* **What the task asks**
With the images removed, write out each record exactly as given.

═══ Records supplied ═══

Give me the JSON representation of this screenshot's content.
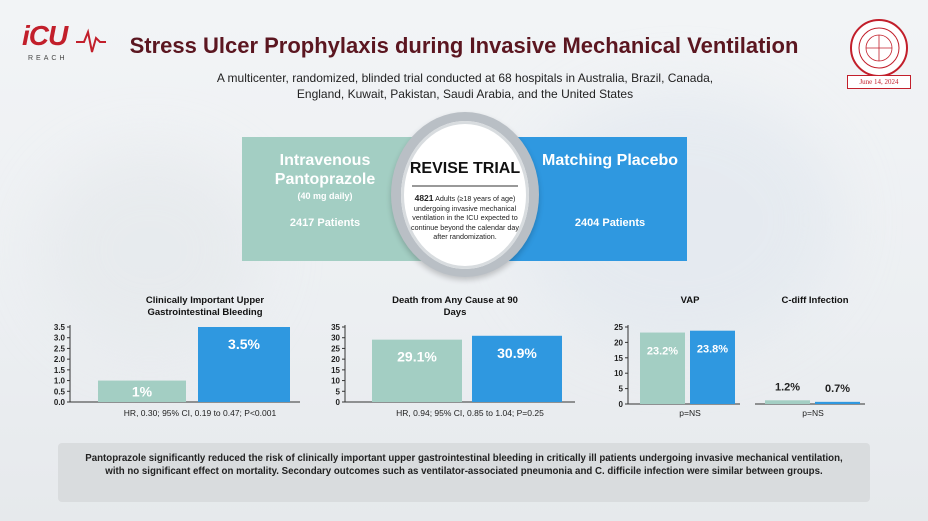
{
  "header": {
    "logo_main": "iCU",
    "logo_sub": "REACH",
    "title": "Stress Ulcer Prophylaxis during Invasive Mechanical Ventilation",
    "subtitle": "A multicenter, randomized, blinded trial conducted at 68 hospitals in Australia, Brazil, Canada, England, Kuwait, Pakistan, Saudi Arabia, and the United States",
    "journal_seal": "THE NEW ENGLAND JOURNAL of MEDICINE",
    "date": "June 14, 2024"
  },
  "trial": {
    "left_arm_title": "Intravenous Pantoprazole",
    "left_arm_dose": "(40 mg daily)",
    "left_arm_patients": "2417 Patients",
    "center_title": "REVISE TRIAL",
    "center_count": "4821",
    "center_desc": "Adults (≥18 years of age) undergoing invasive mechanical ventilation in the ICU expected to continue beyond the calendar day after randomization.",
    "right_arm_title": "Matching Placebo",
    "right_arm_patients": "2404 Patients"
  },
  "colors": {
    "pantoprazole": "#a3cec3",
    "placebo": "#2f98e0",
    "title": "#5b1620",
    "accent": "#c21f2b"
  },
  "chart_data": [
    {
      "type": "bar",
      "title": "Clinically Important Upper Gastrointestinal Bleeding",
      "categories": [
        "Pantoprazole",
        "Placebo"
      ],
      "values": [
        1.0,
        3.5
      ],
      "value_labels": [
        "1%",
        "3.5%"
      ],
      "ylim": [
        0,
        3.5
      ],
      "yticks": [
        "0.0",
        "0.5",
        "1.0",
        "1.5",
        "2.0",
        "2.5",
        "3.0",
        "3.5"
      ],
      "footnote": "HR, 0.30; 95% CI, 0.19 to 0.47; P<0.001"
    },
    {
      "type": "bar",
      "title": "Death from Any Cause at 90 Days",
      "categories": [
        "Pantoprazole",
        "Placebo"
      ],
      "values": [
        29.1,
        30.9
      ],
      "value_labels": [
        "29.1%",
        "30.9%"
      ],
      "ylim": [
        0,
        35
      ],
      "yticks": [
        "0",
        "5",
        "10",
        "15",
        "20",
        "25",
        "30",
        "35"
      ],
      "footnote": "HR, 0.94; 95% CI, 0.85 to 1.04; P=0.25"
    },
    {
      "type": "bar",
      "title": "VAP",
      "categories": [
        "Pantoprazole",
        "Placebo"
      ],
      "values": [
        23.2,
        23.8
      ],
      "value_labels": [
        "23.2%",
        "23.8%"
      ],
      "ylim": [
        0,
        25
      ],
      "yticks": [
        "0",
        "5",
        "10",
        "15",
        "20",
        "25"
      ],
      "footnote": "p=NS"
    },
    {
      "type": "bar",
      "title": "C-diff Infection",
      "categories": [
        "Pantoprazole",
        "Placebo"
      ],
      "values": [
        1.2,
        0.7
      ],
      "value_labels": [
        "1.2%",
        "0.7%"
      ],
      "ylim": [
        0,
        25
      ],
      "footnote": "p=NS"
    }
  ],
  "summary": "Pantoprazole significantly reduced the risk of clinically important upper gastrointestinal bleeding in critically ill patients undergoing invasive mechanical ventilation, with no significant effect on mortality. Secondary outcomes such as ventilator-associated pneumonia and C. difficile infection were similar between groups."
}
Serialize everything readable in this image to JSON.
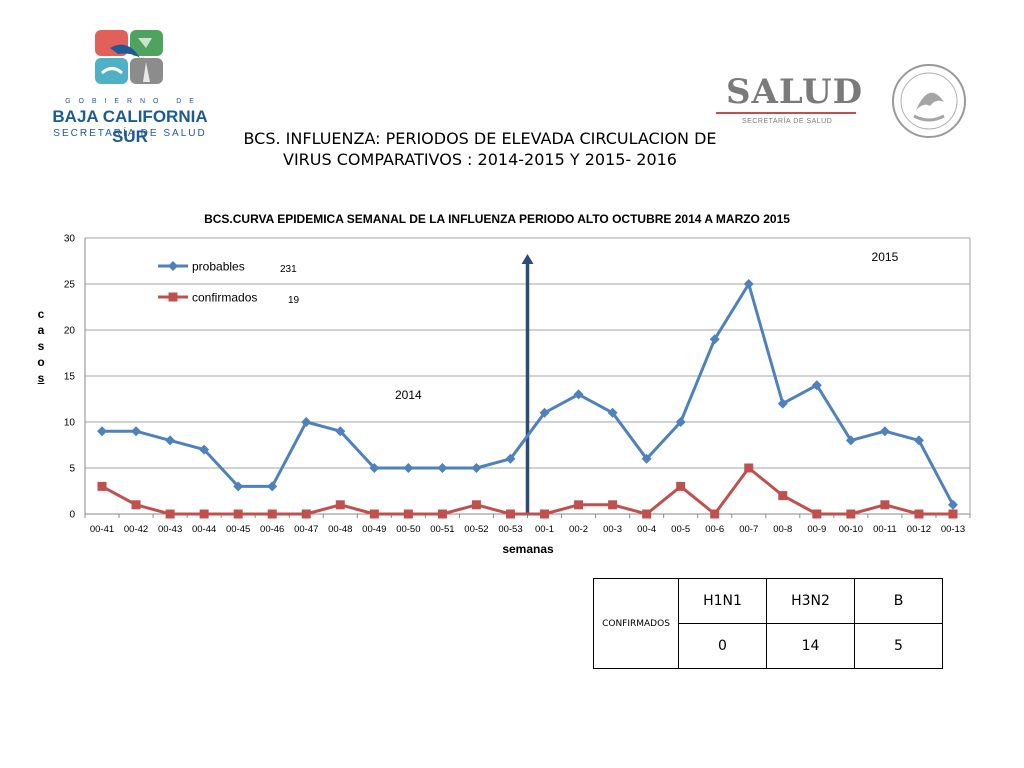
{
  "header": {
    "gov_line": "G O B I E R N O   D E",
    "state_name": "BAJA CALIFORNIA SUR",
    "secretariat": "SECRETARÍA DE SALUD",
    "salud_logo_text": "SALUD",
    "salud_logo_sub": "SECRETARÍA DE SALUD",
    "title_line1": "BCS. INFLUENZA: PERIODOS DE ELEVADA CIRCULACION DE",
    "title_line2": "VIRUS COMPARATIVOS : 2014-2015 Y 2015- 2016"
  },
  "chart_data": {
    "type": "line",
    "title": "BCS.CURVA EPIDEMICA SEMANAL DE LA INFLUENZA PERIODO ALTO OCTUBRE 2014 A MARZO 2015",
    "xlabel": "semanas",
    "ylabel": "casos",
    "ylabel_letters": [
      "c",
      "a",
      "s",
      "o",
      "s"
    ],
    "ylim": [
      0,
      30
    ],
    "yticks": [
      0,
      5,
      10,
      15,
      20,
      25,
      30
    ],
    "grid": true,
    "legend_position": "top-left",
    "categories": [
      "00-41",
      "00-42",
      "00-43",
      "00-44",
      "00-45",
      "00-46",
      "00-47",
      "00-48",
      "00-49",
      "00-50",
      "00-51",
      "00-52",
      "00-53",
      "00-1",
      "00-2",
      "00-3",
      "00-4",
      "00-5",
      "00-6",
      "00-7",
      "00-8",
      "00-9",
      "00-10",
      "00-11",
      "00-12",
      "00-13"
    ],
    "series": [
      {
        "name": "probables",
        "total_label": "231",
        "color": "#4F81BD",
        "marker": "diamond",
        "values": [
          9,
          9,
          8,
          7,
          3,
          3,
          10,
          9,
          5,
          5,
          5,
          5,
          6,
          11,
          13,
          11,
          6,
          10,
          19,
          25,
          12,
          14,
          8,
          9,
          8,
          1
        ]
      },
      {
        "name": "confirmados",
        "total_label": "19",
        "color": "#C0504D",
        "marker": "square",
        "values": [
          3,
          1,
          0,
          0,
          0,
          0,
          0,
          1,
          0,
          0,
          0,
          1,
          0,
          0,
          1,
          1,
          0,
          3,
          0,
          5,
          2,
          0,
          0,
          1,
          0,
          0
        ]
      }
    ],
    "annotations": [
      {
        "text": "2014",
        "category": "00-50",
        "y": 12.5
      },
      {
        "text": "2015",
        "category": "00-11",
        "y": 27.5
      }
    ],
    "divider": {
      "between": [
        "00-53",
        "00-1"
      ],
      "color": "#2E4A7A"
    }
  },
  "table": {
    "row_label": "CONFIRMADOS",
    "headers": [
      "H1N1",
      "H3N2",
      "B"
    ],
    "values": [
      "0",
      "14",
      "5"
    ]
  }
}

═══

* **Solved problem**
Give me the JSON representation of this screenshot's content.
{
  "header": {
    "logo_main": "iCU",
    "logo_sub": "REACH",
    "title": "Stress Ulcer Prophylaxis during Invasive Mechanical Ventilation",
    "subtitle": "A multicenter, randomized, blinded trial conducted at 68 hospitals in Australia, Brazil, Canada, England, Kuwait, Pakistan, Saudi Arabia, and the United States",
    "journal_seal": "THE NEW ENGLAND JOURNAL of MEDICINE",
    "date": "June 14, 2024"
  },
  "trial": {
    "left_arm_title": "Intravenous Pantoprazole",
    "left_arm_dose": "(40 mg daily)",
    "left_arm_patients": "2417 Patients",
    "center_title": "REVISE TRIAL",
    "center_count": "4821",
    "center_desc": "Adults (≥18 years of age) undergoing invasive mechanical ventilation in the ICU expected to continue beyond the calendar day after randomization.",
    "right_arm_title": "Matching Placebo",
    "right_arm_patients": "2404 Patients"
  },
  "colors": {
    "pantoprazole": "#a3cec3",
    "placebo": "#2f98e0",
    "title": "#5b1620",
    "accent": "#c21f2b"
  },
  "chart_data": [
    {
      "type": "bar",
      "title": "Clinically Important Upper Gastrointestinal Bleeding",
      "categories": [
        "Pantoprazole",
        "Placebo"
      ],
      "values": [
        1.0,
        3.5
      ],
      "value_labels": [
        "1%",
        "3.5%"
      ],
      "ylim": [
        0,
        3.5
      ],
      "yticks": [
        "0.0",
        "0.5",
        "1.0",
        "1.5",
        "2.0",
        "2.5",
        "3.0",
        "3.5"
      ],
      "footnote": "HR, 0.30; 95% CI, 0.19 to 0.47; P<0.001"
    },
    {
      "type": "bar",
      "title": "Death from Any Cause at 90 Days",
      "categories": [
        "Pantoprazole",
        "Placebo"
      ],
      "values": [
        29.1,
        30.9
      ],
      "value_labels": [
        "29.1%",
        "30.9%"
      ],
      "ylim": [
        0,
        35
      ],
      "yticks": [
        "0",
        "5",
        "10",
        "15",
        "20",
        "25",
        "30",
        "35"
      ],
      "footnote": "HR, 0.94; 95% CI, 0.85 to 1.04; P=0.25"
    },
    {
      "type": "bar",
      "title": "VAP",
      "categories": [
        "Pantoprazole",
        "Placebo"
      ],
      "values": [
        23.2,
        23.8
      ],
      "value_labels": [
        "23.2%",
        "23.8%"
      ],
      "ylim": [
        0,
        25
      ],
      "yticks": [
        "0",
        "5",
        "10",
        "15",
        "20",
        "25"
      ],
      "footnote": "p=NS"
    },
    {
      "type": "bar",
      "title": "C-diff Infection",
      "categories": [
        "Pantoprazole",
        "Placebo"
      ],
      "values": [
        1.2,
        0.7
      ],
      "value_labels": [
        "1.2%",
        "0.7%"
      ],
      "ylim": [
        0,
        25
      ],
      "footnote": "p=NS"
    }
  ],
  "summary": "Pantoprazole significantly reduced the risk of clinically important upper gastrointestinal bleeding in critically ill patients undergoing invasive mechanical ventilation, with no significant effect on mortality. Secondary outcomes such as ventilator-associated pneumonia and C. difficile infection were similar between groups."
}
Serialize everything readable in this image to JSON.
{
  "header": {
    "gov_line": "G O B I E R N O   D E",
    "state_name": "BAJA CALIFORNIA SUR",
    "secretariat": "SECRETARÍA DE SALUD",
    "salud_logo_text": "SALUD",
    "salud_logo_sub": "SECRETARÍA DE SALUD",
    "title_line1": "BCS. INFLUENZA: PERIODOS DE ELEVADA CIRCULACION DE",
    "title_line2": "VIRUS COMPARATIVOS : 2014-2015 Y 2015- 2016"
  },
  "chart_data": {
    "type": "line",
    "title": "BCS.CURVA EPIDEMICA SEMANAL DE LA INFLUENZA PERIODO ALTO OCTUBRE 2014 A MARZO 2015",
    "xlabel": "semanas",
    "ylabel": "casos",
    "ylabel_letters": [
      "c",
      "a",
      "s",
      "o",
      "s"
    ],
    "ylim": [
      0,
      30
    ],
    "yticks": [
      0,
      5,
      10,
      15,
      20,
      25,
      30
    ],
    "grid": true,
    "legend_position": "top-left",
    "categories": [
      "00-41",
      "00-42",
      "00-43",
      "00-44",
      "00-45",
      "00-46",
      "00-47",
      "00-48",
      "00-49",
      "00-50",
      "00-51",
      "00-52",
      "00-53",
      "00-1",
      "00-2",
      "00-3",
      "00-4",
      "00-5",
      "00-6",
      "00-7",
      "00-8",
      "00-9",
      "00-10",
      "00-11",
      "00-12",
      "00-13"
    ],
    "series": [
      {
        "name": "probables",
        "total_label": "231",
        "color": "#4F81BD",
        "marker": "diamond",
        "values": [
          9,
          9,
          8,
          7,
          3,
          3,
          10,
          9,
          5,
          5,
          5,
          5,
          6,
          11,
          13,
          11,
          6,
          10,
          19,
          25,
          12,
          14,
          8,
          9,
          8,
          1
        ]
      },
      {
        "name": "confirmados",
        "total_label": "19",
        "color": "#C0504D",
        "marker": "square",
        "values": [
          3,
          1,
          0,
          0,
          0,
          0,
          0,
          1,
          0,
          0,
          0,
          1,
          0,
          0,
          1,
          1,
          0,
          3,
          0,
          5,
          2,
          0,
          0,
          1,
          0,
          0
        ]
      }
    ],
    "annotations": [
      {
        "text": "2014",
        "category": "00-50",
        "y": 12.5
      },
      {
        "text": "2015",
        "category": "00-11",
        "y": 27.5
      }
    ],
    "divider": {
      "between": [
        "00-53",
        "00-1"
      ],
      "color": "#2E4A7A"
    }
  },
  "table": {
    "row_label": "CONFIRMADOS",
    "headers": [
      "H1N1",
      "H3N2",
      "B"
    ],
    "values": [
      "0",
      "14",
      "5"
    ]
  }
}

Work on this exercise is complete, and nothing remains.